(Figure dataset records)
_____

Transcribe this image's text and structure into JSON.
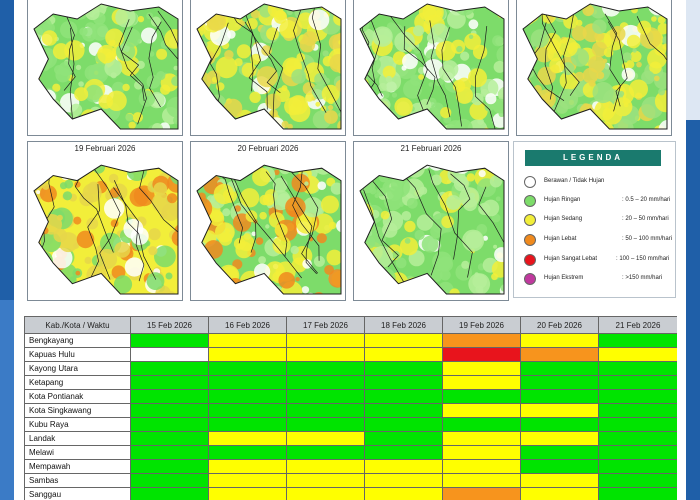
{
  "colors": {
    "berawan": "#ffffff",
    "ringan": "#7ddc6a",
    "sedang": "#f2ee3a",
    "lebat": "#f08a1e",
    "sangat_lebat": "#e8141c",
    "ekstrem": "#c0399e",
    "legend_header": "#1a7a6e"
  },
  "maps": [
    {
      "date": "",
      "tone": "green-light"
    },
    {
      "date": "",
      "tone": "green-yellow"
    },
    {
      "date": "",
      "tone": "green-light"
    },
    {
      "date": "",
      "tone": "green-yellow"
    },
    {
      "date": "19 Februari 2026",
      "tone": "yellow"
    },
    {
      "date": "20 Februari 2026",
      "tone": "yellow-green"
    },
    {
      "date": "21 Februari 2026",
      "tone": "green"
    }
  ],
  "legend": {
    "title": "LEGENDA",
    "items": [
      {
        "label": "Berawan / Tidak Hujan",
        "range": "",
        "color": "#ffffff"
      },
      {
        "label": "Hujan Ringan",
        "range": ": 0.5 – 20 mm/hari",
        "color": "#7ddc6a"
      },
      {
        "label": "Hujan Sedang",
        "range": ": 20 – 50 mm/hari",
        "color": "#f2ee3a"
      },
      {
        "label": "Hujan Lebat",
        "range": ": 50 – 100 mm/hari",
        "color": "#f08a1e"
      },
      {
        "label": "Hujan Sangat Lebat",
        "range": ": 100 – 150 mm/hari",
        "color": "#e8141c"
      },
      {
        "label": "Hujan Ekstrem",
        "range": ": >150 mm/hari",
        "color": "#c0399e"
      }
    ]
  },
  "table": {
    "header": [
      "Kab./Kota / Waktu",
      "15 Feb 2026",
      "16 Feb 2026",
      "17 Feb 2026",
      "18 Feb 2026",
      "19 Feb 2026",
      "20 Feb 2026",
      "21 Feb 2026"
    ],
    "rows": [
      {
        "name": "Bengkayang",
        "cells": [
          "g",
          "y",
          "y",
          "y",
          "o",
          "y",
          "g"
        ]
      },
      {
        "name": "Kapuas Hulu",
        "cells": [
          "w",
          "y",
          "y",
          "y",
          "r",
          "o",
          "y"
        ]
      },
      {
        "name": "Kayong Utara",
        "cells": [
          "g",
          "g",
          "g",
          "g",
          "y",
          "g",
          "g"
        ]
      },
      {
        "name": "Ketapang",
        "cells": [
          "g",
          "g",
          "g",
          "g",
          "y",
          "g",
          "g"
        ]
      },
      {
        "name": "Kota Pontianak",
        "cells": [
          "g",
          "g",
          "g",
          "g",
          "g",
          "g",
          "g"
        ]
      },
      {
        "name": "Kota Singkawang",
        "cells": [
          "g",
          "g",
          "g",
          "g",
          "y",
          "y",
          "g"
        ]
      },
      {
        "name": "Kubu Raya",
        "cells": [
          "g",
          "g",
          "g",
          "g",
          "g",
          "g",
          "g"
        ]
      },
      {
        "name": "Landak",
        "cells": [
          "g",
          "y",
          "y",
          "g",
          "y",
          "y",
          "g"
        ]
      },
      {
        "name": "Melawi",
        "cells": [
          "g",
          "g",
          "g",
          "g",
          "y",
          "g",
          "g"
        ]
      },
      {
        "name": "Mempawah",
        "cells": [
          "g",
          "y",
          "y",
          "y",
          "y",
          "g",
          "g"
        ]
      },
      {
        "name": "Sambas",
        "cells": [
          "g",
          "y",
          "y",
          "y",
          "y",
          "y",
          "g"
        ]
      },
      {
        "name": "Sanggau",
        "cells": [
          "g",
          "y",
          "y",
          "y",
          "o",
          "y",
          "g"
        ]
      },
      {
        "name": "",
        "cells": [
          "g",
          "y",
          "y",
          "y",
          "y",
          "y",
          "g"
        ]
      }
    ]
  }
}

_____

Go over the entries above and say how many lines hold the string "hari", with no other text.

▶ [Answer to this problem]:
5